-- BEGIN Records shown --
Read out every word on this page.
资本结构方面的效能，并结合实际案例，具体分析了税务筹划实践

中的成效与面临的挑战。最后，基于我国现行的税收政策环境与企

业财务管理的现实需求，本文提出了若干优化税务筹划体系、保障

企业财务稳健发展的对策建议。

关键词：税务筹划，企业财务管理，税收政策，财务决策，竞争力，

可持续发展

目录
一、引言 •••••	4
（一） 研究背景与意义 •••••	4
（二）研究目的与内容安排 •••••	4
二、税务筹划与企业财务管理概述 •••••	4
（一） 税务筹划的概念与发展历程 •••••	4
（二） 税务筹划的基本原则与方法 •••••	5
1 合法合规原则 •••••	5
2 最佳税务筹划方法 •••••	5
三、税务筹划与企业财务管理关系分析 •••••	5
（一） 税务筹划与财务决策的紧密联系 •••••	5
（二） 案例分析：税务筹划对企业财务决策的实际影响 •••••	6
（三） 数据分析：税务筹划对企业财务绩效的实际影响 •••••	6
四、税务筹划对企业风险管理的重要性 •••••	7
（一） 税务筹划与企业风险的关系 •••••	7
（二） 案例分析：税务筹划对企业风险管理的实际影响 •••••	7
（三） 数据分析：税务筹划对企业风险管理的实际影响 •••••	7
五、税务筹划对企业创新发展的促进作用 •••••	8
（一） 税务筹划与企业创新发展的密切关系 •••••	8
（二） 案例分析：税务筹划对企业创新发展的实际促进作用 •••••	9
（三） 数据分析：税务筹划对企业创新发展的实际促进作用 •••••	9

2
-- END Records shown --
— The problem —
Go through the material above and count the lines that contain "数据分析"; give that number alone.

— Full solution —
3